-- begin --

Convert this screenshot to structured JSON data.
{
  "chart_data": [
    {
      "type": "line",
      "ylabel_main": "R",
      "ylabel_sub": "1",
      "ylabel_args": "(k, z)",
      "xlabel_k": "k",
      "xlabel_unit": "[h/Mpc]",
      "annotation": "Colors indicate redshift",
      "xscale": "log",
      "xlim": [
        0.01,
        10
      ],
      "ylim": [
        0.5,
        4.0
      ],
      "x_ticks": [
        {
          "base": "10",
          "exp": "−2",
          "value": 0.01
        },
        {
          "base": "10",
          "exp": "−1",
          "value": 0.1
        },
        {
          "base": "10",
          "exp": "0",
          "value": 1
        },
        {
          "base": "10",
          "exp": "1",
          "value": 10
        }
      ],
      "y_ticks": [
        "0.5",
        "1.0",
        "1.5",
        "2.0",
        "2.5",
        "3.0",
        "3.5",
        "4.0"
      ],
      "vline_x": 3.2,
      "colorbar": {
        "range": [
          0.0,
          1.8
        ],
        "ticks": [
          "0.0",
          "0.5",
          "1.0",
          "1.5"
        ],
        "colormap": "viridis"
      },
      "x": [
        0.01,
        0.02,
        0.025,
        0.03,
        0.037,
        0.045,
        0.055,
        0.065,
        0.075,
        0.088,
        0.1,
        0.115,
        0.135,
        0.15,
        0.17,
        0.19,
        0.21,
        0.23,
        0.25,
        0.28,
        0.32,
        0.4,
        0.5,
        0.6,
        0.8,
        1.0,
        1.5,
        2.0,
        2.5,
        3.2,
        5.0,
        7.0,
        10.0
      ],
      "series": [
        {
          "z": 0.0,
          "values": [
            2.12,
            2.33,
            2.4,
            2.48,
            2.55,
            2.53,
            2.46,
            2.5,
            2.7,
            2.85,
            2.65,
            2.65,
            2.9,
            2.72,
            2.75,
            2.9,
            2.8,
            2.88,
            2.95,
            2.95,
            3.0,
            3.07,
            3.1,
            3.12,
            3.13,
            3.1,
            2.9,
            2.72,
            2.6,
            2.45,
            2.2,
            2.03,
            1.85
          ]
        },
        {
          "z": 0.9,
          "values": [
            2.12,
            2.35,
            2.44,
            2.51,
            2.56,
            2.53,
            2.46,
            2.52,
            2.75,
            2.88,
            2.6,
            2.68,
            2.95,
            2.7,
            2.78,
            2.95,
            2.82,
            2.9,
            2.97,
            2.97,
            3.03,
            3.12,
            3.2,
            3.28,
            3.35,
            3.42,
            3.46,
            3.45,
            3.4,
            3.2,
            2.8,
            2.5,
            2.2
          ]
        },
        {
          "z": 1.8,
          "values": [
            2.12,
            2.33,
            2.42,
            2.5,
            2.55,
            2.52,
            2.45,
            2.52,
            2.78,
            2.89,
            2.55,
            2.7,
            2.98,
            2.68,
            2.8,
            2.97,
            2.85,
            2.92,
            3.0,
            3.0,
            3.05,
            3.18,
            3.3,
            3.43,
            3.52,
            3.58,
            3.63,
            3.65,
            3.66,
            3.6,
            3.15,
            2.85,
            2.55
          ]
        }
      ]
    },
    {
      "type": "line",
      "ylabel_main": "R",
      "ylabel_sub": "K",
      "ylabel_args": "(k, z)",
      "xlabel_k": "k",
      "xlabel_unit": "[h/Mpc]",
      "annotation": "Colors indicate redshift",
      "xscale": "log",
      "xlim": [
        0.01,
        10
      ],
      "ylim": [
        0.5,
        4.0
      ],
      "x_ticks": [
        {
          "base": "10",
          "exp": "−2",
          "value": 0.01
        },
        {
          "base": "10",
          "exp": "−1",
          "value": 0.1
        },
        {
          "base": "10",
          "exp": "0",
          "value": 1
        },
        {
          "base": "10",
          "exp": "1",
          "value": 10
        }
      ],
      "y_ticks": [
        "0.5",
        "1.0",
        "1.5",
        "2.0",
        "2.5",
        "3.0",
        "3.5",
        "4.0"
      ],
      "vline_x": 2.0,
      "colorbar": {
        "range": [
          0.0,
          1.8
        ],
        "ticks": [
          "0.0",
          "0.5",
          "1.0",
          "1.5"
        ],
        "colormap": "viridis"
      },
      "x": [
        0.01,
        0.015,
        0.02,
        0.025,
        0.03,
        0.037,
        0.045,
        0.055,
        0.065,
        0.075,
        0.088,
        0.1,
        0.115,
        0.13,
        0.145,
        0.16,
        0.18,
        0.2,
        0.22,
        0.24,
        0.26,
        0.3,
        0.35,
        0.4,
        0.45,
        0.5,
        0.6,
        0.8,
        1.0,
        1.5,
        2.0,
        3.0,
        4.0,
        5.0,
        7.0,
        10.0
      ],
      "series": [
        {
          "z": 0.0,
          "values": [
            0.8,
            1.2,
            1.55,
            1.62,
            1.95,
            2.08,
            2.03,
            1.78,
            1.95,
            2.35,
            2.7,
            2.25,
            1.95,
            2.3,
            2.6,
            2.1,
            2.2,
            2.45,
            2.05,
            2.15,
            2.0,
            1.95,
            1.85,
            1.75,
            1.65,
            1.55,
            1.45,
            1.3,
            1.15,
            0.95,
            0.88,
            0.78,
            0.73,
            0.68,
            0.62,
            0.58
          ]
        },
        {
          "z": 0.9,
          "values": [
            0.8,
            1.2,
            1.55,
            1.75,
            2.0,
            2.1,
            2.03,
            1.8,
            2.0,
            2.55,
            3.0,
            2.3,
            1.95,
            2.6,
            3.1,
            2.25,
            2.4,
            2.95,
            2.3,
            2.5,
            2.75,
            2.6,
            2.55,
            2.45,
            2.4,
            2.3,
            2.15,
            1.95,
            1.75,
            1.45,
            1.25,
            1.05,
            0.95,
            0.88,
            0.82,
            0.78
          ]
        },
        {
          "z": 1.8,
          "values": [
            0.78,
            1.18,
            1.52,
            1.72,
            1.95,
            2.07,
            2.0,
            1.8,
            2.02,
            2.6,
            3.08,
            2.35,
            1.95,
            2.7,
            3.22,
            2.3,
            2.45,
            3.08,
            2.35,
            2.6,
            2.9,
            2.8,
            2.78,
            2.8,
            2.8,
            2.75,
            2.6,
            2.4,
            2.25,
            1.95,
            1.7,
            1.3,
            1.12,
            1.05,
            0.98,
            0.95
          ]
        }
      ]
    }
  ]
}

-- end --

* _THE EXERCISE_
Write out the whole listing exactly.

* _RESPONSE TO THIS EXERCISE_
Convert this screenshot to structured JSON data.
{
  "chart_data": [
    {
      "type": "line",
      "ylabel_main": "R",
      "ylabel_sub": "1",
      "ylabel_args": "(k, z)",
      "xlabel_k": "k",
      "xlabel_unit": "[h/Mpc]",
      "annotation": "Colors indicate redshift",
      "xscale": "log",
      "xlim": [
        0.01,
        10
      ],
      "ylim": [
        0.5,
        4.0
      ],
      "x_ticks": [
        {
          "base": "10",
          "exp": "−2",
          "value": 0.01
        },
        {
          "base": "10",
          "exp": "−1",
          "value": 0.1
        },
        {
          "base": "10",
          "exp": "0",
          "value": 1
        },
        {
          "base": "10",
          "exp": "1",
          "value": 10
        }
      ],
      "y_ticks": [
        "0.5",
        "1.0",
        "1.5",
        "2.0",
        "2.5",
        "3.0",
        "3.5",
        "4.0"
      ],
      "vline_x": 3.2,
      "colorbar": {
        "range": [
          0.0,
          1.8
        ],
        "ticks": [
          "0.0",
          "0.5",
          "1.0",
          "1.5"
        ],
        "colormap": "viridis"
      },
      "x": [
        0.01,
        0.02,
        0.025,
        0.03,
        0.037,
        0.045,
        0.055,
        0.065,
        0.075,
        0.088,
        0.1,
        0.115,
        0.135,
        0.15,
        0.17,
        0.19,
        0.21,
        0.23,
        0.25,
        0.28,
        0.32,
        0.4,
        0.5,
        0.6,
        0.8,
        1.0,
        1.5,
        2.0,
        2.5,
        3.2,
        5.0,
        7.0,
        10.0
      ],
      "series": [
        {
          "z": 0.0,
          "values": [
            2.12,
            2.33,
            2.4,
            2.48,
            2.55,
            2.53,
            2.46,
            2.5,
            2.7,
            2.85,
            2.65,
            2.65,
            2.9,
            2.72,
            2.75,
            2.9,
            2.8,
            2.88,
            2.95,
            2.95,
            3.0,
            3.07,
            3.1,
            3.12,
            3.13,
            3.1,
            2.9,
            2.72,
            2.6,
            2.45,
            2.2,
            2.03,
            1.85
          ]
        },
        {
          "z": 0.9,
          "values": [
            2.12,
            2.35,
            2.44,
            2.51,
            2.56,
            2.53,
            2.46,
            2.52,
            2.75,
            2.88,
            2.6,
            2.68,
            2.95,
            2.7,
            2.78,
            2.95,
            2.82,
            2.9,
            2.97,
            2.97,
            3.03,
            3.12,
            3.2,
            3.28,
            3.35,
            3.42,
            3.46,
            3.45,
            3.4,
            3.2,
            2.8,
            2.5,
            2.2
          ]
        },
        {
          "z": 1.8,
          "values": [
            2.12,
            2.33,
            2.42,
            2.5,
            2.55,
            2.52,
            2.45,
            2.52,
            2.78,
            2.89,
            2.55,
            2.7,
            2.98,
            2.68,
            2.8,
            2.97,
            2.85,
            2.92,
            3.0,
            3.0,
            3.05,
            3.18,
            3.3,
            3.43,
            3.52,
            3.58,
            3.63,
            3.65,
            3.66,
            3.6,
            3.15,
            2.85,
            2.55
          ]
        }
      ]
    },
    {
      "type": "line",
      "ylabel_main": "R",
      "ylabel_sub": "K",
      "ylabel_args": "(k, z)",
      "xlabel_k": "k",
      "xlabel_unit": "[h/Mpc]",
      "annotation": "Colors indicate redshift",
      "xscale": "log",
      "xlim": [
        0.01,
        10
      ],
      "ylim": [
        0.5,
        4.0
      ],
      "x_ticks": [
        {
          "base": "10",
          "exp": "−2",
          "value": 0.01
        },
        {
          "base": "10",
          "exp": "−1",
          "value": 0.1
        },
        {
          "base": "10",
          "exp": "0",
          "value": 1
        },
        {
          "base": "10",
          "exp": "1",
          "value": 10
        }
      ],
      "y_ticks": [
        "0.5",
        "1.0",
        "1.5",
        "2.0",
        "2.5",
        "3.0",
        "3.5",
        "4.0"
      ],
      "vline_x": 2.0,
      "colorbar": {
        "range": [
          0.0,
          1.8
        ],
        "ticks": [
          "0.0",
          "0.5",
          "1.0",
          "1.5"
        ],
        "colormap": "viridis"
      },
      "x": [
        0.01,
        0.015,
        0.02,
        0.025,
        0.03,
        0.037,
        0.045,
        0.055,
        0.065,
        0.075,
        0.088,
        0.1,
        0.115,
        0.13,
        0.145,
        0.16,
        0.18,
        0.2,
        0.22,
        0.24,
        0.26,
        0.3,
        0.35,
        0.4,
        0.45,
        0.5,
        0.6,
        0.8,
        1.0,
        1.5,
        2.0,
        3.0,
        4.0,
        5.0,
        7.0,
        10.0
      ],
      "series": [
        {
          "z": 0.0,
          "values": [
            0.8,
            1.2,
            1.55,
            1.62,
            1.95,
            2.08,
            2.03,
            1.78,
            1.95,
            2.35,
            2.7,
            2.25,
            1.95,
            2.3,
            2.6,
            2.1,
            2.2,
            2.45,
            2.05,
            2.15,
            2.0,
            1.95,
            1.85,
            1.75,
            1.65,
            1.55,
            1.45,
            1.3,
            1.15,
            0.95,
            0.88,
            0.78,
            0.73,
            0.68,
            0.62,
            0.58
          ]
        },
        {
          "z": 0.9,
          "values": [
            0.8,
            1.2,
            1.55,
            1.75,
            2.0,
            2.1,
            2.03,
            1.8,
            2.0,
            2.55,
            3.0,
            2.3,
            1.95,
            2.6,
            3.1,
            2.25,
            2.4,
            2.95,
            2.3,
            2.5,
            2.75,
            2.6,
            2.55,
            2.45,
            2.4,
            2.3,
            2.15,
            1.95,
            1.75,
            1.45,
            1.25,
            1.05,
            0.95,
            0.88,
            0.82,
            0.78
          ]
        },
        {
          "z": 1.8,
          "values": [
            0.78,
            1.18,
            1.52,
            1.72,
            1.95,
            2.07,
            2.0,
            1.8,
            2.02,
            2.6,
            3.08,
            2.35,
            1.95,
            2.7,
            3.22,
            2.3,
            2.45,
            3.08,
            2.35,
            2.6,
            2.9,
            2.8,
            2.78,
            2.8,
            2.8,
            2.75,
            2.6,
            2.4,
            2.25,
            1.95,
            1.7,
            1.3,
            1.12,
            1.05,
            0.98,
            0.95
          ]
        }
      ]
    }
  ]
}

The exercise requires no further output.